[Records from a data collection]

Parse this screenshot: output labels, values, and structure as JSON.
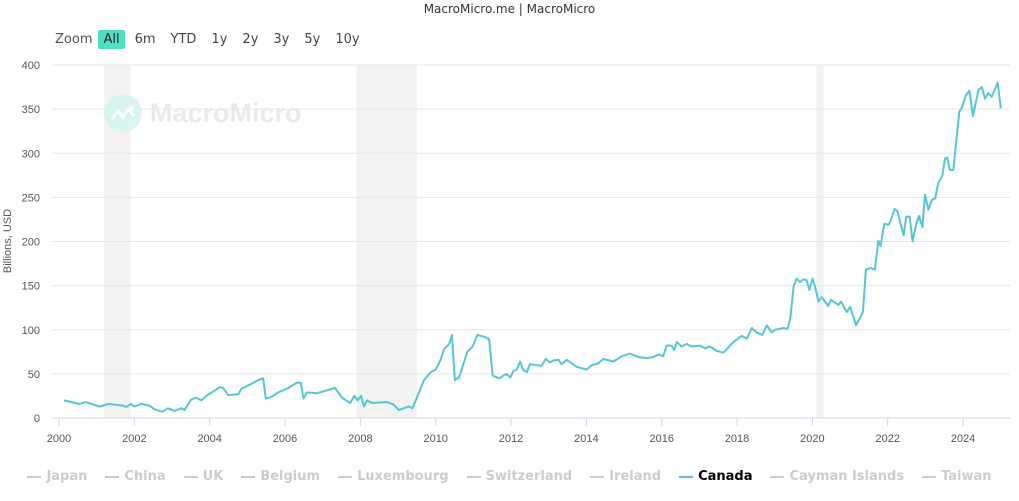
{
  "header": {
    "title": "MacroMicro.me | MacroMicro"
  },
  "range_selector": {
    "label": "Zoom",
    "buttons": [
      "All",
      "6m",
      "YTD",
      "1y",
      "2y",
      "3y",
      "5y",
      "10y"
    ],
    "active": "All"
  },
  "watermark": "MacroMicro",
  "colors": {
    "series": "#55c6d2",
    "recession": "#f2f2f2",
    "grid": "#e6e6e6",
    "active_button": "#4fe0c4"
  },
  "chart_data": {
    "type": "line",
    "ylabel": "Billions, USD",
    "xlim": [
      2000,
      2025.2
    ],
    "ylim": [
      0,
      400
    ],
    "y_ticks": [
      0,
      50,
      100,
      150,
      200,
      250,
      300,
      350,
      400
    ],
    "x_ticks": [
      2000,
      2002,
      2004,
      2006,
      2008,
      2010,
      2012,
      2014,
      2016,
      2018,
      2020,
      2022,
      2024
    ],
    "grid": true,
    "legend_placement": "bottom",
    "legend": [
      "Japan",
      "China",
      "UK",
      "Belgium",
      "Luxembourg",
      "Switzerland",
      "Ireland",
      "Canada",
      "Cayman Islands",
      "Taiwan"
    ],
    "visible_series": "Canada",
    "recession_bands": [
      [
        2001.2,
        2001.9
      ],
      [
        2007.9,
        2009.5
      ],
      [
        2020.1,
        2020.3
      ]
    ],
    "series": [
      {
        "name": "Canada",
        "points": [
          [
            2000.13,
            20
          ],
          [
            2000.53,
            16
          ],
          [
            2000.71,
            18
          ],
          [
            2001.07,
            13
          ],
          [
            2001.33,
            16
          ],
          [
            2001.69,
            14
          ],
          [
            2001.78,
            12.5
          ],
          [
            2001.91,
            16
          ],
          [
            2002.0,
            13
          ],
          [
            2002.18,
            16
          ],
          [
            2002.4,
            14
          ],
          [
            2002.53,
            10
          ],
          [
            2002.74,
            7
          ],
          [
            2002.89,
            11
          ],
          [
            2003.07,
            8
          ],
          [
            2003.24,
            11
          ],
          [
            2003.33,
            9
          ],
          [
            2003.51,
            21
          ],
          [
            2003.64,
            23
          ],
          [
            2003.78,
            20
          ],
          [
            2003.91,
            25
          ],
          [
            2004.27,
            35
          ],
          [
            2004.36,
            34
          ],
          [
            2004.49,
            26
          ],
          [
            2004.76,
            27
          ],
          [
            2004.84,
            33
          ],
          [
            2005.16,
            40
          ],
          [
            2005.29,
            43
          ],
          [
            2005.42,
            45
          ],
          [
            2005.49,
            22
          ],
          [
            2005.64,
            24
          ],
          [
            2005.82,
            29
          ],
          [
            2006.09,
            34
          ],
          [
            2006.31,
            40
          ],
          [
            2006.42,
            40
          ],
          [
            2006.49,
            22
          ],
          [
            2006.58,
            29
          ],
          [
            2006.84,
            28
          ],
          [
            2007.16,
            32
          ],
          [
            2007.33,
            34
          ],
          [
            2007.51,
            23
          ],
          [
            2007.73,
            17
          ],
          [
            2007.84,
            25
          ],
          [
            2007.93,
            20
          ],
          [
            2008.02,
            25
          ],
          [
            2008.09,
            13
          ],
          [
            2008.18,
            20
          ],
          [
            2008.31,
            17
          ],
          [
            2008.71,
            18
          ],
          [
            2008.89,
            15
          ],
          [
            2009.02,
            9
          ],
          [
            2009.29,
            13
          ],
          [
            2009.38,
            11
          ],
          [
            2009.51,
            24
          ],
          [
            2009.69,
            43
          ],
          [
            2009.87,
            52
          ],
          [
            2010.0,
            55
          ],
          [
            2010.13,
            66
          ],
          [
            2010.22,
            78
          ],
          [
            2010.36,
            84
          ],
          [
            2010.43,
            94
          ],
          [
            2010.51,
            43
          ],
          [
            2010.62,
            46
          ],
          [
            2010.84,
            75
          ],
          [
            2010.98,
            81
          ],
          [
            2011.11,
            94
          ],
          [
            2011.29,
            92
          ],
          [
            2011.42,
            89
          ],
          [
            2011.51,
            48
          ],
          [
            2011.69,
            45
          ],
          [
            2011.87,
            50
          ],
          [
            2011.98,
            46
          ],
          [
            2012.06,
            53
          ],
          [
            2012.15,
            55
          ],
          [
            2012.24,
            64
          ],
          [
            2012.33,
            54
          ],
          [
            2012.42,
            52
          ],
          [
            2012.5,
            61
          ],
          [
            2012.68,
            60
          ],
          [
            2012.81,
            59
          ],
          [
            2012.92,
            67
          ],
          [
            2013.03,
            63
          ],
          [
            2013.12,
            65
          ],
          [
            2013.26,
            66
          ],
          [
            2013.34,
            61
          ],
          [
            2013.48,
            66
          ],
          [
            2013.61,
            62
          ],
          [
            2013.74,
            58
          ],
          [
            2014.01,
            55
          ],
          [
            2014.14,
            60
          ],
          [
            2014.32,
            62
          ],
          [
            2014.45,
            67
          ],
          [
            2014.72,
            64
          ],
          [
            2014.94,
            70
          ],
          [
            2015.16,
            73
          ],
          [
            2015.38,
            69
          ],
          [
            2015.6,
            68
          ],
          [
            2015.78,
            69
          ],
          [
            2015.91,
            72
          ],
          [
            2016.04,
            70
          ],
          [
            2016.13,
            82
          ],
          [
            2016.26,
            82
          ],
          [
            2016.33,
            77
          ],
          [
            2016.4,
            86
          ],
          [
            2016.53,
            81
          ],
          [
            2016.66,
            84
          ],
          [
            2016.79,
            81
          ],
          [
            2017.02,
            82
          ],
          [
            2017.15,
            79
          ],
          [
            2017.28,
            81
          ],
          [
            2017.46,
            76
          ],
          [
            2017.64,
            74
          ],
          [
            2017.9,
            86
          ],
          [
            2018.12,
            93
          ],
          [
            2018.26,
            90
          ],
          [
            2018.39,
            102
          ],
          [
            2018.52,
            97
          ],
          [
            2018.67,
            94
          ],
          [
            2018.79,
            105
          ],
          [
            2018.92,
            97
          ],
          [
            2019.01,
            100
          ],
          [
            2019.23,
            102
          ],
          [
            2019.34,
            101
          ],
          [
            2019.41,
            112
          ],
          [
            2019.5,
            149
          ],
          [
            2019.58,
            158
          ],
          [
            2019.67,
            154
          ],
          [
            2019.76,
            157
          ],
          [
            2019.85,
            156
          ],
          [
            2019.92,
            145
          ],
          [
            2020.0,
            158
          ],
          [
            2020.07,
            149
          ],
          [
            2020.16,
            132
          ],
          [
            2020.25,
            137
          ],
          [
            2020.42,
            127
          ],
          [
            2020.49,
            134
          ],
          [
            2020.69,
            128
          ],
          [
            2020.76,
            132
          ],
          [
            2020.91,
            120
          ],
          [
            2021.0,
            126
          ],
          [
            2021.16,
            105
          ],
          [
            2021.34,
            120
          ],
          [
            2021.42,
            168
          ],
          [
            2021.55,
            170
          ],
          [
            2021.66,
            168
          ],
          [
            2021.75,
            201
          ],
          [
            2021.81,
            195
          ],
          [
            2021.91,
            220
          ],
          [
            2022.02,
            219
          ],
          [
            2022.08,
            224
          ],
          [
            2022.18,
            237
          ],
          [
            2022.26,
            234
          ],
          [
            2022.42,
            207
          ],
          [
            2022.49,
            228
          ],
          [
            2022.58,
            228
          ],
          [
            2022.66,
            200
          ],
          [
            2022.75,
            219
          ],
          [
            2022.83,
            229
          ],
          [
            2022.92,
            216
          ],
          [
            2022.99,
            253
          ],
          [
            2023.08,
            236
          ],
          [
            2023.17,
            247
          ],
          [
            2023.26,
            249
          ],
          [
            2023.34,
            266
          ],
          [
            2023.45,
            275
          ],
          [
            2023.52,
            294
          ],
          [
            2023.58,
            295
          ],
          [
            2023.65,
            281
          ],
          [
            2023.74,
            281
          ],
          [
            2023.9,
            347
          ],
          [
            2023.96,
            351
          ],
          [
            2024.08,
            366
          ],
          [
            2024.17,
            371
          ],
          [
            2024.26,
            342
          ],
          [
            2024.41,
            372
          ],
          [
            2024.5,
            375
          ],
          [
            2024.58,
            362
          ],
          [
            2024.67,
            368
          ],
          [
            2024.76,
            364
          ],
          [
            2024.92,
            380
          ],
          [
            2025.0,
            351
          ]
        ]
      }
    ]
  }
}
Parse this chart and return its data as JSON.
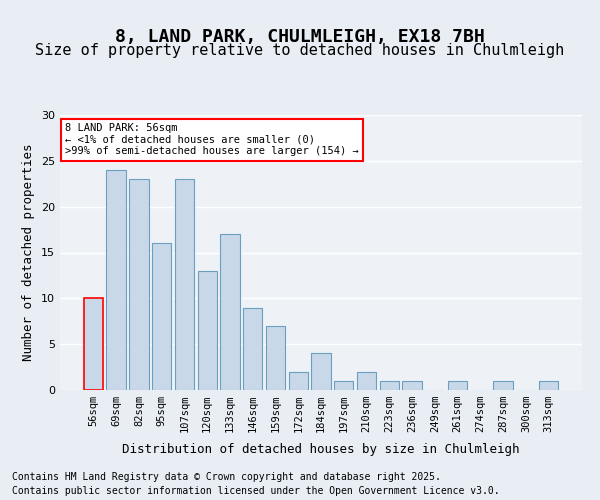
{
  "title": "8, LAND PARK, CHULMLEIGH, EX18 7BH",
  "subtitle": "Size of property relative to detached houses in Chulmleigh",
  "xlabel": "Distribution of detached houses by size in Chulmleigh",
  "ylabel": "Number of detached properties",
  "categories": [
    "56sqm",
    "69sqm",
    "82sqm",
    "95sqm",
    "107sqm",
    "120sqm",
    "133sqm",
    "146sqm",
    "159sqm",
    "172sqm",
    "184sqm",
    "197sqm",
    "210sqm",
    "223sqm",
    "236sqm",
    "249sqm",
    "261sqm",
    "274sqm",
    "287sqm",
    "300sqm",
    "313sqm"
  ],
  "values": [
    10,
    24,
    23,
    16,
    23,
    13,
    17,
    9,
    7,
    2,
    4,
    1,
    2,
    1,
    1,
    0,
    1,
    0,
    1,
    0,
    1
  ],
  "bar_color": "#c8d8e8",
  "bar_edge_color": "#6a9fc0",
  "highlight_bar_index": 0,
  "highlight_color": "#c8d8e8",
  "highlight_edge_color": "red",
  "ylim": [
    0,
    30
  ],
  "yticks": [
    0,
    5,
    10,
    15,
    20,
    25,
    30
  ],
  "annotation_text": "8 LAND PARK: 56sqm\n← <1% of detached houses are smaller (0)\n>99% of semi-detached houses are larger (154) →",
  "annotation_box_color": "white",
  "annotation_box_edge_color": "red",
  "footer_line1": "Contains HM Land Registry data © Crown copyright and database right 2025.",
  "footer_line2": "Contains public sector information licensed under the Open Government Licence v3.0.",
  "background_color": "#e8eef4",
  "plot_bg_color": "#eef2f7",
  "grid_color": "white",
  "title_fontsize": 13,
  "subtitle_fontsize": 11,
  "tick_fontsize": 7.5,
  "label_fontsize": 9,
  "footer_fontsize": 7
}
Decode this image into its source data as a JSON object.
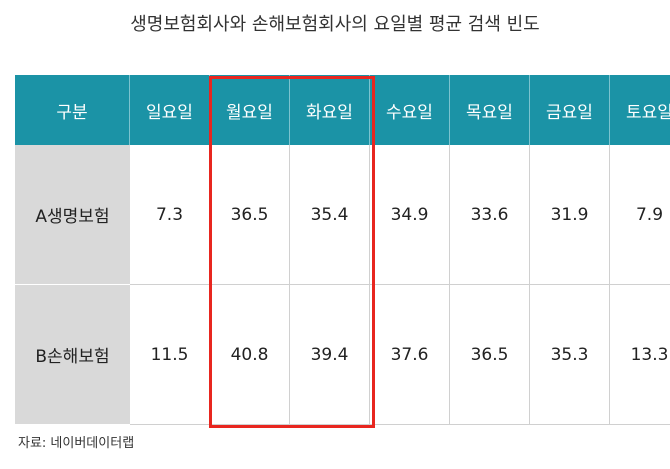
{
  "header": {
    "title": "생명보험회사와 손해보험회사의 요일별 평균 검색 빈도"
  },
  "table": {
    "columns": [
      "구분",
      "일요일",
      "월요일",
      "화요일",
      "수요일",
      "목요일",
      "금요일",
      "토요일"
    ],
    "rows": [
      [
        "A생명보험",
        "7.3",
        "36.5",
        "35.4",
        "34.9",
        "33.6",
        "31.9",
        "7.9"
      ],
      [
        "B손해보험",
        "11.5",
        "40.8",
        "39.4",
        "37.6",
        "36.5",
        "35.3",
        "13.3"
      ]
    ]
  },
  "footer": {
    "source": "자료: 네이버데이터랩"
  }
}
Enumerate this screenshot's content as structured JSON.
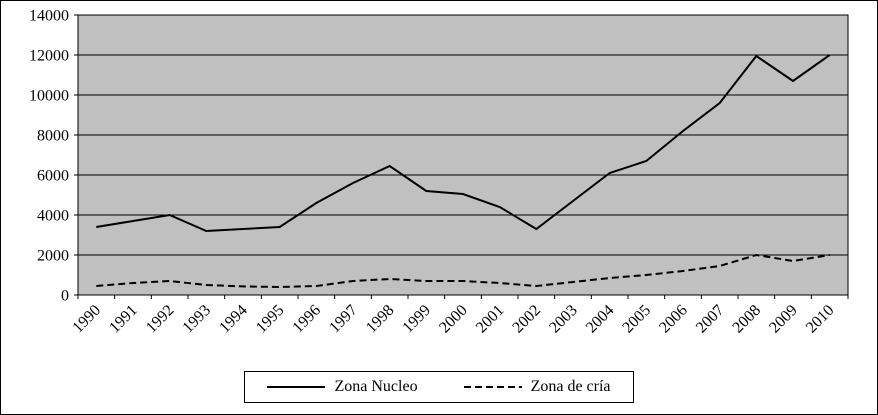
{
  "figure": {
    "background": "#ffffff",
    "border_color": "#000000"
  },
  "chart_data": {
    "type": "line",
    "categories": [
      "1990",
      "1991",
      "1992",
      "1993",
      "1994",
      "1995",
      "1996",
      "1997",
      "1998",
      "1999",
      "2000",
      "2001",
      "2002",
      "2003",
      "2004",
      "2005",
      "2006",
      "2007",
      "2008",
      "2009",
      "2010"
    ],
    "series": [
      {
        "name": "Zona Nucleo",
        "style": "solid",
        "values": [
          3400,
          3700,
          4000,
          3200,
          3300,
          3400,
          4600,
          5600,
          6450,
          5200,
          5050,
          4400,
          3300,
          4700,
          6100,
          6700,
          8200,
          9600,
          11950,
          10700,
          12000
        ]
      },
      {
        "name": "Zona de cría",
        "style": "dashed",
        "values": [
          450,
          600,
          700,
          500,
          430,
          400,
          450,
          700,
          800,
          700,
          700,
          600,
          450,
          650,
          850,
          1000,
          1200,
          1450,
          2000,
          1700,
          2000
        ]
      }
    ],
    "ylim": [
      0,
      14000
    ],
    "ytick_step": 2000,
    "yticks": [
      0,
      2000,
      4000,
      6000,
      8000,
      10000,
      12000,
      14000
    ],
    "grid": true,
    "legend_position": "bottom",
    "colors": {
      "plot_background": "#c0c0c0",
      "line": "#000000",
      "grid": "#000000",
      "axis": "#000000"
    }
  }
}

- What you need to do -
Using the entries above, return each line that includes the word "this".

- Exercise output -
Parse this screenshot: output labels, values, and structure as JSON.
Parse this chart and return its data as JSON.
Decode this image into its source data as a JSON object.
Enumerate this screenshot's content as structured JSON.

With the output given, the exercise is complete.